● **Problem A**: Return every line of the listing below that contains the string "series", treating uppercase and lowercase as different.

● **Extract to read**:
*****

Memory leak while using tensor_parallel_size>1 #694

Open haiasd opened 1 year ago

haiasd commented 1 year ago

image

zhuohan123 commented 1 year ago

Can you provide more details on what model are you using, and how many GPUs are you using? Any more details can be helpful. Thank you!

haiasd commented 1 year ago

I'm running starcoder on 2*A10, The command is as follows: python -m vllm.entrypoints.api_server --model /model/starchat/starcoder-codewovb-wlmhead-mg2hf41 --tensor-parallel-size 2 --gpu-memory-utilization 0.90 --host 0.0.0.0 --port 8081 --max-num-batched-tokens 5120

wonderseen commented 10 months ago

same question when loading llama2 70b models on 4 gpus

ChristineSeven commented 8 months ago

same question when loading llama2 70b models on 2 gpus

wangcho2k commented 7 months ago

Same issue w/ Mixtral 8x7B Instruct 0.1 (non-quantized)

*****

● **Extracted material**:
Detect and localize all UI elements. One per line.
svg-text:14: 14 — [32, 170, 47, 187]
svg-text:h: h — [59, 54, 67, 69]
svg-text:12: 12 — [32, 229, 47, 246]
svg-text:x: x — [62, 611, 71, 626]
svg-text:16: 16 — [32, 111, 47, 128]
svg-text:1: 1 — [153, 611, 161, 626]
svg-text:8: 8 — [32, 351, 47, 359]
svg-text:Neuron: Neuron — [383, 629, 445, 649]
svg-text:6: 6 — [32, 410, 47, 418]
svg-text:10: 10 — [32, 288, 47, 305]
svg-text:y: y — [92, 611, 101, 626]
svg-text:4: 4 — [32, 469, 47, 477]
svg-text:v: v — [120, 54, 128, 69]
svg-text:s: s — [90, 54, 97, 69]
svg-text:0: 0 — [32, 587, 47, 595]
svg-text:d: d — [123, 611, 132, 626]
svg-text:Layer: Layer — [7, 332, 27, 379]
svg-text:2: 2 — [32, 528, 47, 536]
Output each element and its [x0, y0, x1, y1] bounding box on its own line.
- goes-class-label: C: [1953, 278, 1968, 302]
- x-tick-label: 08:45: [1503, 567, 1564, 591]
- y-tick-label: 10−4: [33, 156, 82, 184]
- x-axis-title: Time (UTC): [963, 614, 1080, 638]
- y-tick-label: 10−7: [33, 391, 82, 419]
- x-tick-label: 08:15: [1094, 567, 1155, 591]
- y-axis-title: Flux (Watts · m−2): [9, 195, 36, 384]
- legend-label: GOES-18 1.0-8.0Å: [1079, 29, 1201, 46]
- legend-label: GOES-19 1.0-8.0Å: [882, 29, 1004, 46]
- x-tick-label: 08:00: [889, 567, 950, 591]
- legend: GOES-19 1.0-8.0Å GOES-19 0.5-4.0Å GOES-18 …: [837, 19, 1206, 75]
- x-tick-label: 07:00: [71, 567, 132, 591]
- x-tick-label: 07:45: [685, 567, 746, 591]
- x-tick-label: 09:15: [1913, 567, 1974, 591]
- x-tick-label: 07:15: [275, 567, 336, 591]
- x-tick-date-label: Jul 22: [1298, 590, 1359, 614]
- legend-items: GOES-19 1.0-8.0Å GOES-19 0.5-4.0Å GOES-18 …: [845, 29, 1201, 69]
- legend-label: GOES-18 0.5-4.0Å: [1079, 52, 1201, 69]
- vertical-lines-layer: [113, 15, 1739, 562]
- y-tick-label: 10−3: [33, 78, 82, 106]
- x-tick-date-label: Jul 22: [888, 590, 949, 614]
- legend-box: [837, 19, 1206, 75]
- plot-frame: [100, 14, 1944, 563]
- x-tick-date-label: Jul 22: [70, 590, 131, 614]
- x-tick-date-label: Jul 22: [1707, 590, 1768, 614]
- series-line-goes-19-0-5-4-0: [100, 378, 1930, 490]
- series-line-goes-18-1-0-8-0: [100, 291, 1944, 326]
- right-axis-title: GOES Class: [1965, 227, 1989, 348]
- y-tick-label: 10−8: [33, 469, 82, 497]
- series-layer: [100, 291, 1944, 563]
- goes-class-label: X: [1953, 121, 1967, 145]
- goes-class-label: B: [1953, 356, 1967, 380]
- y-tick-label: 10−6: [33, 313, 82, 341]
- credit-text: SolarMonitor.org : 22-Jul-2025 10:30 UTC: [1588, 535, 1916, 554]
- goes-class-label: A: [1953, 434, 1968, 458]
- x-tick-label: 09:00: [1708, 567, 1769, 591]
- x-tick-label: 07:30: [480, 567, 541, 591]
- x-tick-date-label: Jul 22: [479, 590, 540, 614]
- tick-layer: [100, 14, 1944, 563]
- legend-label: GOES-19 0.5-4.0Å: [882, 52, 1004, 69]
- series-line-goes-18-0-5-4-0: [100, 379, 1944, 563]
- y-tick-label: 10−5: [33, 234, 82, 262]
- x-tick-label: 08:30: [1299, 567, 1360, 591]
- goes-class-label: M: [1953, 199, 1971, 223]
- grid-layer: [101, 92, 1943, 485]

*****

● **Problem B**:
Answer these questions using the memory leak thread above:
(i) What model was haiasd running, and on what GPUs?
(ii) Which port does the command haiasd posted set?
(iii) Which model did wangcho2k report the same issue with?

● **Worked solution A**:
- series-line-goes-19-0-5-4-0: [100, 378, 1930, 490]
- series-line-goes-18-1-0-8-0: [100, 291, 1944, 326]
- series-layer: [100, 291, 1944, 563]
- series-line-goes-18-0-5-4-0: [100, 379, 1944, 563]

● **Worked solution B**:
(i) starcoder, on 2*A10
(ii) 8081
(iii) Mixtral 8x7B Instruct 0.1 (non-quantized)